▸ Exercise objective:
Collect from the data below each line with "venue".

▸ Information given:
* * *
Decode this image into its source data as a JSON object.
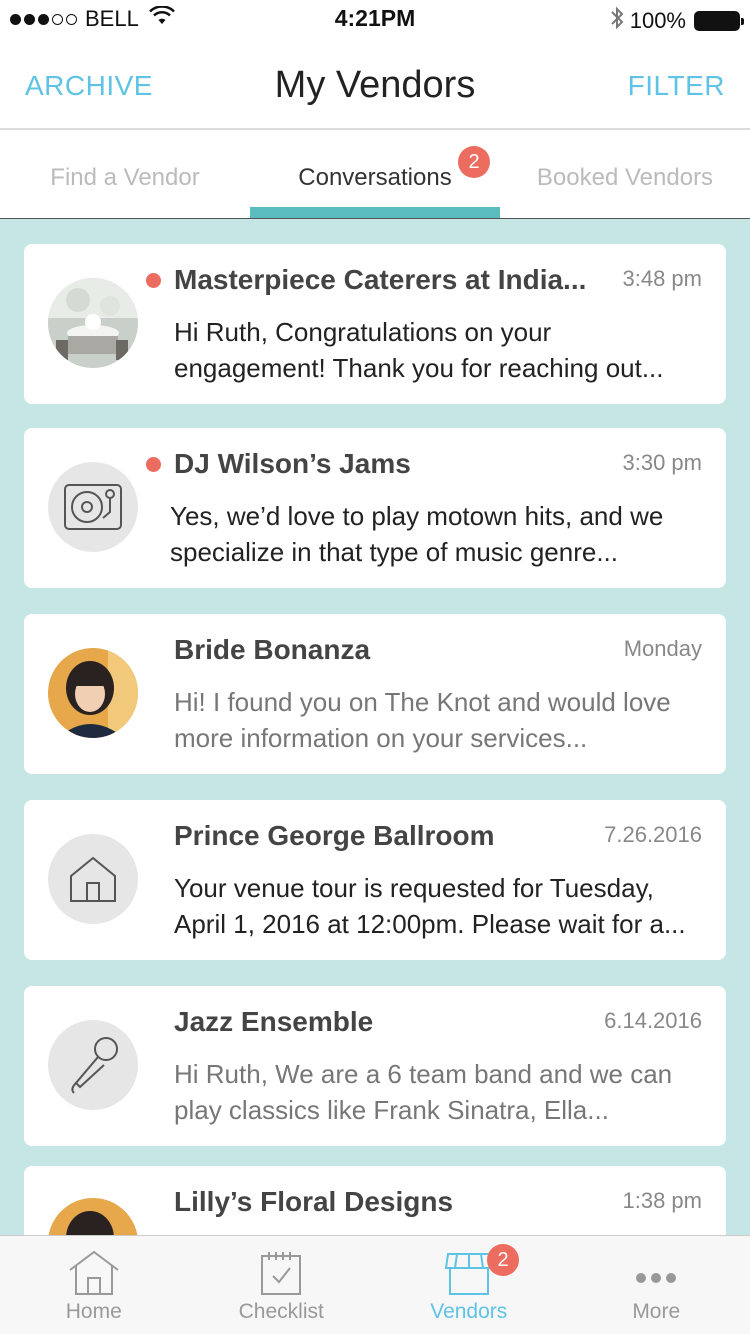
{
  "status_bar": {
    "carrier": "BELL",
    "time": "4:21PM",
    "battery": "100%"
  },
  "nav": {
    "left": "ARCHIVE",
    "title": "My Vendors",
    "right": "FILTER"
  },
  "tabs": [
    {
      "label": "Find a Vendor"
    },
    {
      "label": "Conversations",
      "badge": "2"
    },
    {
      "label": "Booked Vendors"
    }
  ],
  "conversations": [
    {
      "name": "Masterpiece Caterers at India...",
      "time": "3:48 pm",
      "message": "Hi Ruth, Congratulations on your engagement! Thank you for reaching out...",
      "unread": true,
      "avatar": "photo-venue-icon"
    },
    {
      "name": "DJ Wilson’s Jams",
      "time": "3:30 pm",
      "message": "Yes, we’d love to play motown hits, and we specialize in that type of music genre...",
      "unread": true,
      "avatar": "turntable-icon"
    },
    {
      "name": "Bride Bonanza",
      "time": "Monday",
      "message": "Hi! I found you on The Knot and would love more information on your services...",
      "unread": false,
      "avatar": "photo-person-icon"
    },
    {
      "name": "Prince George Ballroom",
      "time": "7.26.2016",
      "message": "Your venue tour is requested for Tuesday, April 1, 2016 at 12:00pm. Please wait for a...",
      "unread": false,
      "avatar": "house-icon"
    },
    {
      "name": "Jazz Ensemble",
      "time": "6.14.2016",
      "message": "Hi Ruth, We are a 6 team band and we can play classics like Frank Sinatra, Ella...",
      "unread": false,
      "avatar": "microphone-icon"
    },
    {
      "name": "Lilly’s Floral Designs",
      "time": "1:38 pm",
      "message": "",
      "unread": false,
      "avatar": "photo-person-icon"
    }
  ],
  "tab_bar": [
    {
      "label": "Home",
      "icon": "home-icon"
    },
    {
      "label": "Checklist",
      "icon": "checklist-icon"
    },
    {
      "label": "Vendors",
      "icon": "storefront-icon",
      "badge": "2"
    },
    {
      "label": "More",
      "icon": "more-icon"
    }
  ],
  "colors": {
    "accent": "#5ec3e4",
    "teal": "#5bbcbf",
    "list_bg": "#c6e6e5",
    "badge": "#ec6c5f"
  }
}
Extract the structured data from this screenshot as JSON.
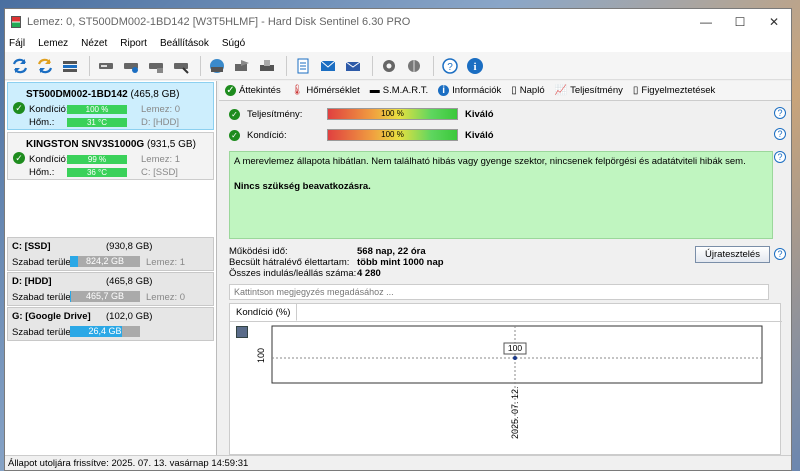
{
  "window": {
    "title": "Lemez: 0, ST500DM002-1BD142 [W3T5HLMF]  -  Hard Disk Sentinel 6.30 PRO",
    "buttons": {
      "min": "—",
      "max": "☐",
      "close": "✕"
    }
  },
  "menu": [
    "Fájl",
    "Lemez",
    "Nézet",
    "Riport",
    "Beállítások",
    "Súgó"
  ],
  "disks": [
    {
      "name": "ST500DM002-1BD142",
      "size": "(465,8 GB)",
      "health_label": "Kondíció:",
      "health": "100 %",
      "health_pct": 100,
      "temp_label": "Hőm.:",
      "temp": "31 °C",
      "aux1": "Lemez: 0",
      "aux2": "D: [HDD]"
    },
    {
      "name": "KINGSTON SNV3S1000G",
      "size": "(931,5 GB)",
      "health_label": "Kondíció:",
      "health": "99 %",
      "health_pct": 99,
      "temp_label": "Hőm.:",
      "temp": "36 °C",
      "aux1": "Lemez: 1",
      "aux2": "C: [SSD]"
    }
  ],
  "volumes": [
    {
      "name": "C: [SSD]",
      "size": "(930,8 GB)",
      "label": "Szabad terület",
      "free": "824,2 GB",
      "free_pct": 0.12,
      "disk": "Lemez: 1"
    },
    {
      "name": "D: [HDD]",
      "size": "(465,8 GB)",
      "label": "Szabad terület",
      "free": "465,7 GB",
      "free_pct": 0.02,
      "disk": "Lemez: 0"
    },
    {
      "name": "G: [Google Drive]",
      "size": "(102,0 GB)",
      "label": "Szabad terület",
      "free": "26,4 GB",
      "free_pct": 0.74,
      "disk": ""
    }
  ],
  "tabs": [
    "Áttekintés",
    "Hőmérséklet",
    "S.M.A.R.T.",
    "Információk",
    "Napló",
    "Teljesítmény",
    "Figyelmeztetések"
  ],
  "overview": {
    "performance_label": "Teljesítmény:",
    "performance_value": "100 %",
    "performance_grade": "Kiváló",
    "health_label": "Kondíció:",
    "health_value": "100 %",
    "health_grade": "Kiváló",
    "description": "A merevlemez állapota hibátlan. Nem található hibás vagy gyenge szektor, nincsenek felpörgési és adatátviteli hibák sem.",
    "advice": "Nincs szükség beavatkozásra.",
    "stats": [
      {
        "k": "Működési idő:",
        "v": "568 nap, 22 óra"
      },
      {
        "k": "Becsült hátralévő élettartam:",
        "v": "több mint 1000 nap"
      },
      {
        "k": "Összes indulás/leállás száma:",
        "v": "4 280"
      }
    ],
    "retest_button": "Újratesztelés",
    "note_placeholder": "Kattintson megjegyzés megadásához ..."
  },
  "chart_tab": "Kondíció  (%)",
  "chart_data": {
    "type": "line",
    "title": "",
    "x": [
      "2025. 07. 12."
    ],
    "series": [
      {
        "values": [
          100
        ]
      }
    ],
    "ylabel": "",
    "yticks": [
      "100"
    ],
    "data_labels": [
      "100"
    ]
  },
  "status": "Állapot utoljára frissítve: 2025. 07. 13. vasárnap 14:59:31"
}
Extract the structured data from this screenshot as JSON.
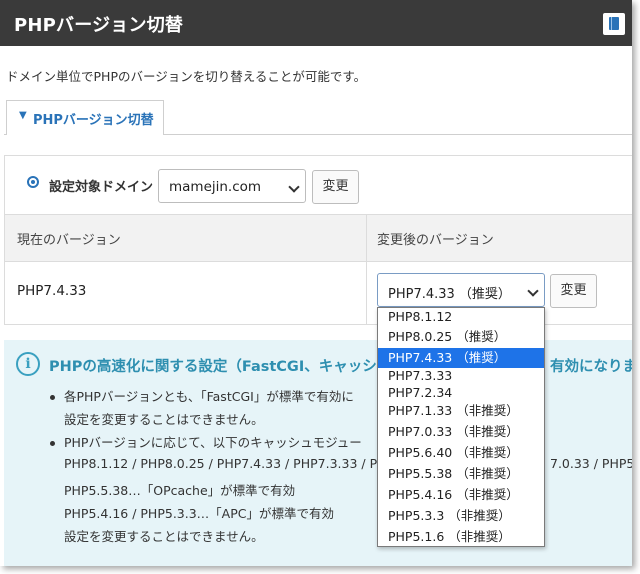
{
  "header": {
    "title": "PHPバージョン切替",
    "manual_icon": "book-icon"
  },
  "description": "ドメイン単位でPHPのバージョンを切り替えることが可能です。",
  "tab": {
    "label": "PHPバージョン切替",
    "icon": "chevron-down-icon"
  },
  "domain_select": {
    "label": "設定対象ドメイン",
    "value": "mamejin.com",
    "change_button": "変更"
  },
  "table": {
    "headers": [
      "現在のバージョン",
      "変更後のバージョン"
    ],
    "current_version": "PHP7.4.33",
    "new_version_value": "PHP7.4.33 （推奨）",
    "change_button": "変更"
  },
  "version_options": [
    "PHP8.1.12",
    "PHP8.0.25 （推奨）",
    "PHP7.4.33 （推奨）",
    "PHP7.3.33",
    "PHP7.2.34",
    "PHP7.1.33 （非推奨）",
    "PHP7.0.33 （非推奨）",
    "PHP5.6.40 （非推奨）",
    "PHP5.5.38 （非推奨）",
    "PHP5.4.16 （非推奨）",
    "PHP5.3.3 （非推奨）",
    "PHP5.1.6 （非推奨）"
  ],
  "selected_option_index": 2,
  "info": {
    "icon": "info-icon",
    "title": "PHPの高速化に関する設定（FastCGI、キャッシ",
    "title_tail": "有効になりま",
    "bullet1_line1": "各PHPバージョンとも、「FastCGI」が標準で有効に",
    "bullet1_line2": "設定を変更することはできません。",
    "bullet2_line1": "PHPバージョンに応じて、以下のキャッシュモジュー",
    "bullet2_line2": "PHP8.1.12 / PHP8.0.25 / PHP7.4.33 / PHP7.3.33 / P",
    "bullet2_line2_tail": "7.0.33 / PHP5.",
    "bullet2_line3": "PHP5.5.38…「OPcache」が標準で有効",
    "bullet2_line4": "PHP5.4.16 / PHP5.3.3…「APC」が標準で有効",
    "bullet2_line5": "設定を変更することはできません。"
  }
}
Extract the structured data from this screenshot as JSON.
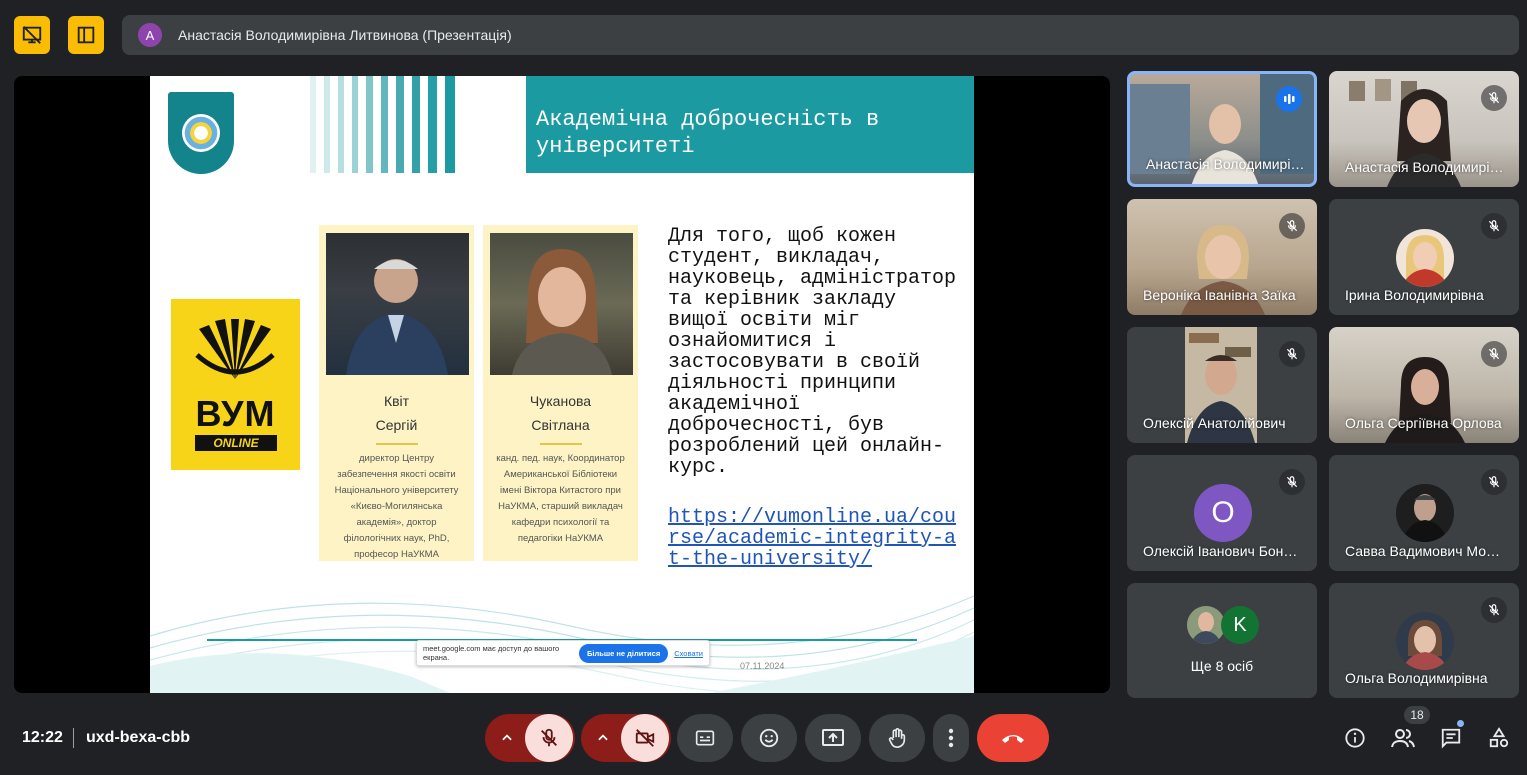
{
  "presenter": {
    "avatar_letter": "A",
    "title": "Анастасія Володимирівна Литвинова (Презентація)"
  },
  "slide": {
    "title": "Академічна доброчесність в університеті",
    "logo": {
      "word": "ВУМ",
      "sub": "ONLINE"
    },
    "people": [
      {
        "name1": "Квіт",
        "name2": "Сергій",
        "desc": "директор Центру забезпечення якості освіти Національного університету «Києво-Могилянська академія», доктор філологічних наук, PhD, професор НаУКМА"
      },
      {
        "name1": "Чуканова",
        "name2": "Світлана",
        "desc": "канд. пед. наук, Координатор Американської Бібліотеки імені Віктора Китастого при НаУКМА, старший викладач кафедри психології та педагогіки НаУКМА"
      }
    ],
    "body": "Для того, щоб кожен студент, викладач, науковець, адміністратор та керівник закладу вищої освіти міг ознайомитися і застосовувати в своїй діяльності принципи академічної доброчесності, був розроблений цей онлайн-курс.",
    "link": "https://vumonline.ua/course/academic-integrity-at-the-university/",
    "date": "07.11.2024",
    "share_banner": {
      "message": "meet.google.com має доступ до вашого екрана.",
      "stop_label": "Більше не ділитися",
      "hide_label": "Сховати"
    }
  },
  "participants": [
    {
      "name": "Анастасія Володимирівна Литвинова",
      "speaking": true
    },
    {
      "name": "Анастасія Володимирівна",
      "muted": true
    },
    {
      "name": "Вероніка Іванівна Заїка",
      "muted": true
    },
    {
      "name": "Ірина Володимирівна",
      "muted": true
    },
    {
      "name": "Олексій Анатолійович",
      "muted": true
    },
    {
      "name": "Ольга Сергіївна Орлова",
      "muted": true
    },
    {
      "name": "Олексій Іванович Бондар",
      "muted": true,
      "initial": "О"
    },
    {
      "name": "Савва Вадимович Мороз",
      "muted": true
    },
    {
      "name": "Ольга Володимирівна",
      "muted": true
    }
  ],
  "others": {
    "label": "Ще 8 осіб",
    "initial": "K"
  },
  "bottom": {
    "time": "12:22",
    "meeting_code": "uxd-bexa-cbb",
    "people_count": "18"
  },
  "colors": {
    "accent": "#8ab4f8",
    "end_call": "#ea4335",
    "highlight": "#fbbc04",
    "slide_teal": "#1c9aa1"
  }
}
* * *
▸ Exercise solution:
      "avatar": "photo-venue-icon"
      "message": "Your venue tour is requested for Tuesday, April 1, 2016 at 12:00pm. Please wait for a...",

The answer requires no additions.